» Consegna
Indica se ciascuna affermazione concorda con il testo sul film Il buco e cita le parole decisive del testo. 1. Il film è distribuito da Netflix. 2. Ogni livello ospita tre prigionieri. 3. Le assegnazioni dei livelli cambiano ogni settimana.

» Testo del documento
┌──

L’horror in un buco scavato
tra Buñuel, Ballard e Dante

Galder Gaztelu-Urrutia
Il buco
(Spagna, 2019)

Cast principale: Iván Massagué,
Zorion Eguileor, Antonia San Juan
Produzione: Basque Films, Mr.
Miyagi Films,
Plataforma La Película A.I.E
Distribuzione: Netflix

Galder Gaztelu-Urrutia
Il buco
(Spagna, 2019)

Cast principale: Iván Massagué,
Zorion Eguileor, Antonia San Juan
Produzione: Basque Films, Mr.
Miyagi Films,
Plataforma La Película A.I.E
Distribuzione: Netflix


Il buco di Galder Gaztelu-Urrutia racconta un microcosmo sociale che si sviluppa in verticale mimando i gironi danteschi. Una misteriosa casa di cura che si rivela essere una vera e propria prigione chiamata “La fossa”. Probabilmente scavati nelle viscere della terra, i livelli della torre al contrario ospitano ciascuno due pazienti-prigionieri. L’unica connessione tra un piano e l’altro è un’apertura centrale entro la quale l’Amministrazione cala ogni giorno una grande piattaforma colma di cibo. Per i piani bassi la sopravvivenza è quasi impossibile e l’ansia colpisce tutti perché ogni mese le assegnazioni dei livelli ruotano in maniera casuale. Nessuna guardia in giro a impedire che gli ospiti si sbranino a vicenda.

└──

» Materiale fornito
┌──

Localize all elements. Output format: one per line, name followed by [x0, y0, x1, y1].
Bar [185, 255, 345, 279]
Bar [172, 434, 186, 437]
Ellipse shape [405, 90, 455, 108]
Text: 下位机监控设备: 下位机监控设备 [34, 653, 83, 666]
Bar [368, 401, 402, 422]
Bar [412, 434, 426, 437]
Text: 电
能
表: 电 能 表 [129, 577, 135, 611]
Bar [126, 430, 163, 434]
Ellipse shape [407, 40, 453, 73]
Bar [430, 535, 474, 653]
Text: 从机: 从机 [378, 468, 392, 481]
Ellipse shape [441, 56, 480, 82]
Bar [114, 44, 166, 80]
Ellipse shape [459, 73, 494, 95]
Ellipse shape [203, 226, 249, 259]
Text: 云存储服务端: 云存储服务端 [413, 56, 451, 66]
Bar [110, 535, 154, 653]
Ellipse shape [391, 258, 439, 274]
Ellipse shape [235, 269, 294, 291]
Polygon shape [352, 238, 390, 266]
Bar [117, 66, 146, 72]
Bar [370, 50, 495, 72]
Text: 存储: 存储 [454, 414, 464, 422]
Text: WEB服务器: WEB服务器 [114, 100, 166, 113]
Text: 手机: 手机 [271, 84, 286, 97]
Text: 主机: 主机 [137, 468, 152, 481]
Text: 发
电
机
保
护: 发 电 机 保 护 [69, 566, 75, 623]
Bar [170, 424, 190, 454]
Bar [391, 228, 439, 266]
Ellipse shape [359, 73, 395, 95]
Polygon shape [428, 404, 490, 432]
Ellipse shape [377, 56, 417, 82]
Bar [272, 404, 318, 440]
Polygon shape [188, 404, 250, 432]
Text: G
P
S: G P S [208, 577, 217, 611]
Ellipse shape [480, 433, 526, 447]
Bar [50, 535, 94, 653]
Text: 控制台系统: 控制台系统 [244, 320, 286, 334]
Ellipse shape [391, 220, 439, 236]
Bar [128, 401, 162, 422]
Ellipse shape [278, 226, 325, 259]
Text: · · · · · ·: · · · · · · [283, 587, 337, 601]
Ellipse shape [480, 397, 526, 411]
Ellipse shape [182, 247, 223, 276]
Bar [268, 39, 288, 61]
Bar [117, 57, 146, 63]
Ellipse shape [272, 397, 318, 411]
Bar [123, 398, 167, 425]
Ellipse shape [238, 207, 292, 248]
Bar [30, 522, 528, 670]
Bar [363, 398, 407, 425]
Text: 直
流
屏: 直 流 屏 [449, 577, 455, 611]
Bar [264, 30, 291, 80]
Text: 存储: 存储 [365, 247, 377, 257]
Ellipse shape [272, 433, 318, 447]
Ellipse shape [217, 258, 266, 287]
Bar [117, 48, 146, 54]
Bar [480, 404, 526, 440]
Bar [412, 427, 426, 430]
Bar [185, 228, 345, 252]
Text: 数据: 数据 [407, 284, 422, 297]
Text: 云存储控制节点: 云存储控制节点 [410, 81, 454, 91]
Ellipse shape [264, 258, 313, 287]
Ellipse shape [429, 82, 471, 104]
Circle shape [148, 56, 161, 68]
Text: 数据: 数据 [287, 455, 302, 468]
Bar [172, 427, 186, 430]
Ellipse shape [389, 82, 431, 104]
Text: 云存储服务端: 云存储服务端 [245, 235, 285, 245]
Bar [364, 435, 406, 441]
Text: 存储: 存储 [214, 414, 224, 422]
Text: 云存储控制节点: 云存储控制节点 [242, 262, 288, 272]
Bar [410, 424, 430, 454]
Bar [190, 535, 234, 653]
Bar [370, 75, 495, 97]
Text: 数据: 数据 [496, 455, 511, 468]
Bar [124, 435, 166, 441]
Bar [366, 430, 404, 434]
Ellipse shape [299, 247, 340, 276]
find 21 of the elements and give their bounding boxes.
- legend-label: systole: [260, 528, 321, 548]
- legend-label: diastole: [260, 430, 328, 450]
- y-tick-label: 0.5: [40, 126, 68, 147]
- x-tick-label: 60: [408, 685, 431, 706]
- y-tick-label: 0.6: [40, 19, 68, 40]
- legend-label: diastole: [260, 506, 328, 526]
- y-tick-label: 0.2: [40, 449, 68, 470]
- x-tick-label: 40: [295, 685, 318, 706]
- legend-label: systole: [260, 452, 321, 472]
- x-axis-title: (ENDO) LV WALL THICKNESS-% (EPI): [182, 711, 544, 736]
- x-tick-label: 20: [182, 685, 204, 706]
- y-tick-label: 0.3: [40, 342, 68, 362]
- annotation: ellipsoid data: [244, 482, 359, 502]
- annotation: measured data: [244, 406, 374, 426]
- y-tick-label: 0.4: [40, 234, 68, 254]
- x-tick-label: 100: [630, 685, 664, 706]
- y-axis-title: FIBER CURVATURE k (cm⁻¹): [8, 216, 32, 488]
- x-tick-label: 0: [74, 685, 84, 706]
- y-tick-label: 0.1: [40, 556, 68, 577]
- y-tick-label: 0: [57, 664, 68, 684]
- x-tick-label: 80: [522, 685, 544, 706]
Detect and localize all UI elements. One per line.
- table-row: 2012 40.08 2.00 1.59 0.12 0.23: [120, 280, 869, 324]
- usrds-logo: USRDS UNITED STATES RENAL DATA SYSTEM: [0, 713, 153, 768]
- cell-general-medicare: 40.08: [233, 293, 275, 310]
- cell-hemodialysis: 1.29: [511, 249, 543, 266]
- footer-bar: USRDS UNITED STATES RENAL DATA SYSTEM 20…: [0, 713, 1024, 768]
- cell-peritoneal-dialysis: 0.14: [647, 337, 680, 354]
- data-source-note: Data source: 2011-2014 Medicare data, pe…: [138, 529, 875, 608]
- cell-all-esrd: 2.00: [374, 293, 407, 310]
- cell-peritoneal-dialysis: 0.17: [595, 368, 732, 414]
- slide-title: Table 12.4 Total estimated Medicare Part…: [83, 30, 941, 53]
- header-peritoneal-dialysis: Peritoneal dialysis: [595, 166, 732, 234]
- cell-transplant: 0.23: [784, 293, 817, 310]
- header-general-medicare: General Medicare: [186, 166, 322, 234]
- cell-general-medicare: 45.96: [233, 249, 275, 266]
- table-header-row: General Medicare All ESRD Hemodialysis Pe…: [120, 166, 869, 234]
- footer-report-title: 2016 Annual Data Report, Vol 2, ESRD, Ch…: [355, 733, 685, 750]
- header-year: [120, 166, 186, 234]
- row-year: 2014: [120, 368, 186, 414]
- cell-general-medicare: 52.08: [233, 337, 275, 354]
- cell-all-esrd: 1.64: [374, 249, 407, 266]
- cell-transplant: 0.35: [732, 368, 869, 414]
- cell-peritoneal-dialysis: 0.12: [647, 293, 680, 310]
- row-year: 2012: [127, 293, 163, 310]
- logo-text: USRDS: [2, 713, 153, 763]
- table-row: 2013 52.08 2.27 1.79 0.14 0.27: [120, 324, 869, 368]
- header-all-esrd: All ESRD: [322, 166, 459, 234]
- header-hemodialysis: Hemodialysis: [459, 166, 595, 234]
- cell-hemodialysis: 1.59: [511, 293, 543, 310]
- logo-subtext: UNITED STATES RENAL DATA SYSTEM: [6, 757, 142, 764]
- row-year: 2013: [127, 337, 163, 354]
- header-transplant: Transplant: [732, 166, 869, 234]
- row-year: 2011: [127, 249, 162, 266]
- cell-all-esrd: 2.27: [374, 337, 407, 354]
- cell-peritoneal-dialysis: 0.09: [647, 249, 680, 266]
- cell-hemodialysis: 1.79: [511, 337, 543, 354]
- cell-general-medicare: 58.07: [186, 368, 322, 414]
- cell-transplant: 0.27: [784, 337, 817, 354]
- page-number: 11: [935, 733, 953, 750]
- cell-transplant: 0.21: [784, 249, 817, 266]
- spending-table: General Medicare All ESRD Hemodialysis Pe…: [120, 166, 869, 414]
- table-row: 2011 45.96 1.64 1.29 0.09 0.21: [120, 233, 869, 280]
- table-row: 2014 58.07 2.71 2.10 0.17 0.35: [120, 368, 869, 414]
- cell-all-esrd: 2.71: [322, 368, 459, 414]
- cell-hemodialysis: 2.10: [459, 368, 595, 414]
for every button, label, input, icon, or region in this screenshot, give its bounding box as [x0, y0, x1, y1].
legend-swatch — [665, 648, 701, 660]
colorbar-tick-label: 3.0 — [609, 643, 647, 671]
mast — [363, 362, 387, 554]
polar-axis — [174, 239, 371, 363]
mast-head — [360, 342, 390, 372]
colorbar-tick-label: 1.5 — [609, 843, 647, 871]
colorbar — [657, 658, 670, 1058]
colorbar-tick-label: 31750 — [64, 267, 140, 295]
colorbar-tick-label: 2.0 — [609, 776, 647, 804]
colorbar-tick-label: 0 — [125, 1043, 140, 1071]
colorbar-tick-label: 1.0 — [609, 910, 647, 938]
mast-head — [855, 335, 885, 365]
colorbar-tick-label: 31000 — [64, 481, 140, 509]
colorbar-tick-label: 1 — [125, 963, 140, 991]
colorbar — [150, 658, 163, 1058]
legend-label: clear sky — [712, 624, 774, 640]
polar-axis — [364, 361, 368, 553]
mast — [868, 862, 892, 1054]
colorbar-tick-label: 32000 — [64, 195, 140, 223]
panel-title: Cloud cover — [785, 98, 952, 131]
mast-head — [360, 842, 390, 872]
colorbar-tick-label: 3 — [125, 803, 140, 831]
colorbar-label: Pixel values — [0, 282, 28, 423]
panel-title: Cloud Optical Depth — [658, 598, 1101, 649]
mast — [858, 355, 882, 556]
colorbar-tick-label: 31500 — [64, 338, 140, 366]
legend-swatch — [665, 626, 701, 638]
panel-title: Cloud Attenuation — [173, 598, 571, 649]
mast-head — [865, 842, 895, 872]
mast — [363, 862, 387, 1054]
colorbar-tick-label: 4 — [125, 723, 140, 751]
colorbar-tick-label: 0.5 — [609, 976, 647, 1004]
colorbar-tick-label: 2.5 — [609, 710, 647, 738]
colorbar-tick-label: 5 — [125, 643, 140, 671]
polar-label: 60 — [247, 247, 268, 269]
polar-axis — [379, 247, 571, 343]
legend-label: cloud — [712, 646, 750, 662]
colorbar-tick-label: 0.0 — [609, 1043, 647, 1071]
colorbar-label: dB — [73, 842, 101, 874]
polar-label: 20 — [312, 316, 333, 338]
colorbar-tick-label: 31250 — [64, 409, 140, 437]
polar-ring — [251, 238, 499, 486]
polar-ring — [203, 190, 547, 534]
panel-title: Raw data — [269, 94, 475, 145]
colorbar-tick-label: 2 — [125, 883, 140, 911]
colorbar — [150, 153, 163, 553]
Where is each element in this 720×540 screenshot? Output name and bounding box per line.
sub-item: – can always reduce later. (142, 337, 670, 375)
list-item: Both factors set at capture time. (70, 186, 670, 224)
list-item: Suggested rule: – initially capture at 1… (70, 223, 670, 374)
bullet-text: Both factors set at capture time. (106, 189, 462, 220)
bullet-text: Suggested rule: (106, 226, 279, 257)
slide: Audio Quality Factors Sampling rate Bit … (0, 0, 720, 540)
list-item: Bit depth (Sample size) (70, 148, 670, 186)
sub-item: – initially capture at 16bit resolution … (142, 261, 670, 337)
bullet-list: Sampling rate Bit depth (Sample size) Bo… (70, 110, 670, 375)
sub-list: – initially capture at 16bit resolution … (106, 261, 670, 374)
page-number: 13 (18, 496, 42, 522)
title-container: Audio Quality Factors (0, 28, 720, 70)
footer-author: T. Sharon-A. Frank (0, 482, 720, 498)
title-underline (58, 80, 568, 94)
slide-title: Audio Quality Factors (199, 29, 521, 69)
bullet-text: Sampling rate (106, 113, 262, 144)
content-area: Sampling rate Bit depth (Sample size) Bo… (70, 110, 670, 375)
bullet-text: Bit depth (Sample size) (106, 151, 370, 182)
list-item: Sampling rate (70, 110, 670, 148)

└──

» Risposta
1. Sì: «Distribuzione: Netflix».
2. No: «ospitano ciascuno due pazienti-prigionieri».
3. No: «ogni mese le assegnazioni dei livelli ruotano in maniera casuale».